:: INPUT DATA ::

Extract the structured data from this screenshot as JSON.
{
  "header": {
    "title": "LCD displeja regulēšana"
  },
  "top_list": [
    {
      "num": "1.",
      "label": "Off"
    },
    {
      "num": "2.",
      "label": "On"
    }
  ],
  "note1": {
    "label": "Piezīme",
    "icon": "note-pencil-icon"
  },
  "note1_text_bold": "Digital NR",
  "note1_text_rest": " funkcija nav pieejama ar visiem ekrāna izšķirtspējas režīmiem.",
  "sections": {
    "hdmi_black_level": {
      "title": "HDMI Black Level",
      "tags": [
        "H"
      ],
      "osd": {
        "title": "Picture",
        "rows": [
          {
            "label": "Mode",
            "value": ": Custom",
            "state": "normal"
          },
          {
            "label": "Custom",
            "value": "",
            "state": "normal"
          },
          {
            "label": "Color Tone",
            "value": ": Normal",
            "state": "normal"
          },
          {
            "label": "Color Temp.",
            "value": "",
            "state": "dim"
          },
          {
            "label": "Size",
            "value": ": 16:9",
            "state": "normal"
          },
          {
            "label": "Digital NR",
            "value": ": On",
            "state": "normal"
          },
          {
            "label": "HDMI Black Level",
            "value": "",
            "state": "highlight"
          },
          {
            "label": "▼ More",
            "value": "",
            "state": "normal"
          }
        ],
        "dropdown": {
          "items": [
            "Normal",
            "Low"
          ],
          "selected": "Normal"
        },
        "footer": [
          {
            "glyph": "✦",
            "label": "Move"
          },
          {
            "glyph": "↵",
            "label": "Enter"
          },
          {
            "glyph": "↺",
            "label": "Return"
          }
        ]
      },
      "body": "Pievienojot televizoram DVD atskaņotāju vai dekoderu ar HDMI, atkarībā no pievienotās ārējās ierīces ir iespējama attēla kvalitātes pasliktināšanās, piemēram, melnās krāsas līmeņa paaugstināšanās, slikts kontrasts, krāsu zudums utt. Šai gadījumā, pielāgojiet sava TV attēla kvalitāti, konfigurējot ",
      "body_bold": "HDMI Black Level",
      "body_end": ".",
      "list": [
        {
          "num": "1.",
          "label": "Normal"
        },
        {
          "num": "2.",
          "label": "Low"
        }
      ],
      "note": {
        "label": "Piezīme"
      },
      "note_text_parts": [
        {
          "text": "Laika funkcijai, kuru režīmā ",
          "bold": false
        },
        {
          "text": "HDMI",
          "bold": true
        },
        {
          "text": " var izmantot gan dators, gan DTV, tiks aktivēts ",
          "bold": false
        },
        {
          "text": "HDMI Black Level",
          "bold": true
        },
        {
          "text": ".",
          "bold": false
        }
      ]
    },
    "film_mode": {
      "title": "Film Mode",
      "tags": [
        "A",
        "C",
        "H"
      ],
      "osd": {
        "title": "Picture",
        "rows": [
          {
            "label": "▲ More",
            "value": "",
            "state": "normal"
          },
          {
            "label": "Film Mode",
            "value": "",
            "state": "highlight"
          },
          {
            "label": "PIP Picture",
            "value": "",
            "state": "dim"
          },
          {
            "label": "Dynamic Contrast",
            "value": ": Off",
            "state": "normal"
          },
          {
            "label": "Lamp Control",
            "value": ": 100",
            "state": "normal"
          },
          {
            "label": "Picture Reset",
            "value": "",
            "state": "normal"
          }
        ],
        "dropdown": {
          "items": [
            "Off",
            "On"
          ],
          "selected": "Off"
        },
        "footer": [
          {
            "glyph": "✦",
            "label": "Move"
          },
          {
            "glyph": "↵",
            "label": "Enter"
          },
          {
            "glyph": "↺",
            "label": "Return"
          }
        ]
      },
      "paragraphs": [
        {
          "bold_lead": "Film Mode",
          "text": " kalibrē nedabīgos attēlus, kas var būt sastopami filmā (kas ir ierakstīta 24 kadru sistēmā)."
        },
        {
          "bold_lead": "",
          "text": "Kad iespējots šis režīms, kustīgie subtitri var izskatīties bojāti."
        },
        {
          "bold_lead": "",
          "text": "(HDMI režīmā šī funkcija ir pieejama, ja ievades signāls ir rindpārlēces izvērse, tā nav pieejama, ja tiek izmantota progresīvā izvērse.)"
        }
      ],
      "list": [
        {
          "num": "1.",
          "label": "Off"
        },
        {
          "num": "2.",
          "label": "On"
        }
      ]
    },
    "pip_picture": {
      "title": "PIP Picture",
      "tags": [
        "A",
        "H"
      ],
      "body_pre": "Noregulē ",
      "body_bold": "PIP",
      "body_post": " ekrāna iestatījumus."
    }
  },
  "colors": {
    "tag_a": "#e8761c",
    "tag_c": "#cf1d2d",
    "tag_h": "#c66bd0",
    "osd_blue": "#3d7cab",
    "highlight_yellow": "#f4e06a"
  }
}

:::
:: INPUT DATA ::

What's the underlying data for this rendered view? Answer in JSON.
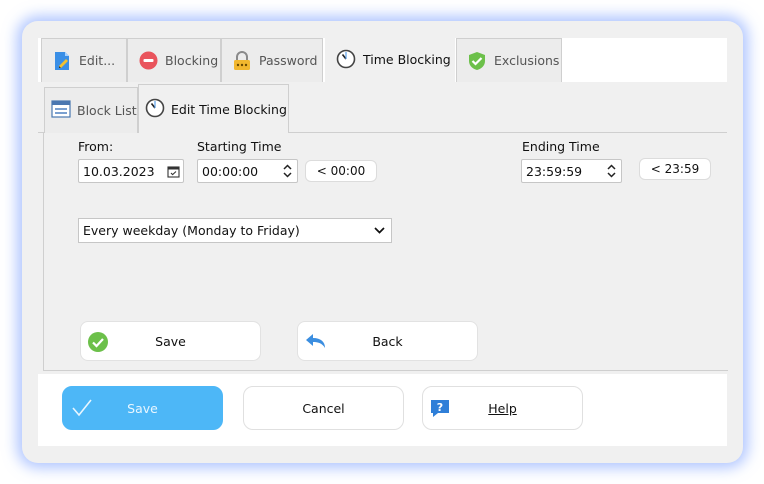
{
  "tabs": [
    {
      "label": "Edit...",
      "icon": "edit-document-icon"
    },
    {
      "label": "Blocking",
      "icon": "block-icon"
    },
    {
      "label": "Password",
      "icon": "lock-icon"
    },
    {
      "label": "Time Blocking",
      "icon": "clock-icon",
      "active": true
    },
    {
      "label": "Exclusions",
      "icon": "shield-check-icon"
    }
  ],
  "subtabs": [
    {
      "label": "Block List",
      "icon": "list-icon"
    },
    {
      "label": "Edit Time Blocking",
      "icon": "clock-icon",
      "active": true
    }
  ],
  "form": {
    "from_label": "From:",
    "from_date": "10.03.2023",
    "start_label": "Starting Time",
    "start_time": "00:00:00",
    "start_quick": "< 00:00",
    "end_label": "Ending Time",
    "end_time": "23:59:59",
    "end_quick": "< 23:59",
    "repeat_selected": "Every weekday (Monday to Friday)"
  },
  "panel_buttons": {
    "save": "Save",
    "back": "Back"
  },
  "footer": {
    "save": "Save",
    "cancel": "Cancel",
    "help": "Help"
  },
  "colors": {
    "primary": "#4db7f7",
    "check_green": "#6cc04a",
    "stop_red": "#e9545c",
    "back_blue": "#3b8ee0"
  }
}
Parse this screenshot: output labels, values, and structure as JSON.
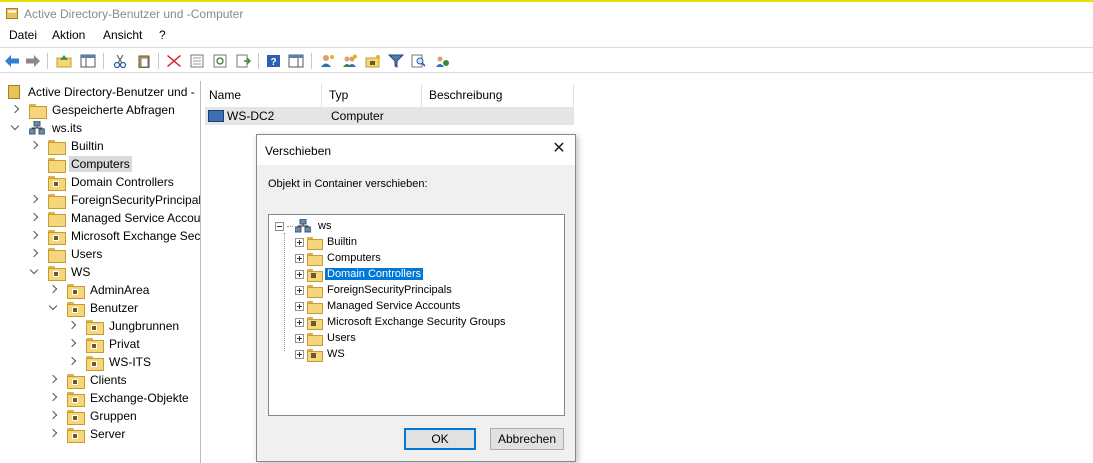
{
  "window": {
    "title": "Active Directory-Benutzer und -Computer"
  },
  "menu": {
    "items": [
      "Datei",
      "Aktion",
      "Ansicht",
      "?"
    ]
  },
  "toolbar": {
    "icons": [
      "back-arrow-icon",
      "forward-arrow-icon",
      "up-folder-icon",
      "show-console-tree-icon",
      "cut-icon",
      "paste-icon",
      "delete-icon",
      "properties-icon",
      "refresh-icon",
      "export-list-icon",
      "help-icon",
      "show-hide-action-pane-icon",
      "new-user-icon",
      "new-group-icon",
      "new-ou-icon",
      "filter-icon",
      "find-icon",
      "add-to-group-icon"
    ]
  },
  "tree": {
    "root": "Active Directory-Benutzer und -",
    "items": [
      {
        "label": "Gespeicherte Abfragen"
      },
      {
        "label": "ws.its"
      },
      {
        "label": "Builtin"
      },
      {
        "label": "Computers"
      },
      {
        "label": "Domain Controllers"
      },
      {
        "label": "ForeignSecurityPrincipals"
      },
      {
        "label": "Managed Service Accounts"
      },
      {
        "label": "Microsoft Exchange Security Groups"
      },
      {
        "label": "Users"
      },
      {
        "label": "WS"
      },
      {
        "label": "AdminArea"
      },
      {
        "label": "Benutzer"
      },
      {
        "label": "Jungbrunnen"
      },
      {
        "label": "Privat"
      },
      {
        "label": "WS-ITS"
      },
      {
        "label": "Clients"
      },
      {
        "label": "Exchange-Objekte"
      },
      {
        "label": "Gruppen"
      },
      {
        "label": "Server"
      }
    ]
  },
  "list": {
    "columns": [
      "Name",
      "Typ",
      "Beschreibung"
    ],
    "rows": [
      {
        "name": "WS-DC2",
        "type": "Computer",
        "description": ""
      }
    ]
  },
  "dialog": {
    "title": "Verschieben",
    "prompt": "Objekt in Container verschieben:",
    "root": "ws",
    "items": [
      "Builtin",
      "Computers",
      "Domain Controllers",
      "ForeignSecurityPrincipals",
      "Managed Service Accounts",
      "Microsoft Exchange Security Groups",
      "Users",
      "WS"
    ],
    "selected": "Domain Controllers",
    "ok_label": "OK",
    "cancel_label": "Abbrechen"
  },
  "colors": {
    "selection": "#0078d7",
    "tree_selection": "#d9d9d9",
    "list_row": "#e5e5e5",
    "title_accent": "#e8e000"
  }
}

:::

• _WORK TO BE COMPLETED_: In the entries above, how many lines contain the word "režīmā"? Answer with the number only.

• _OUTPUT OF THE TASK_: 2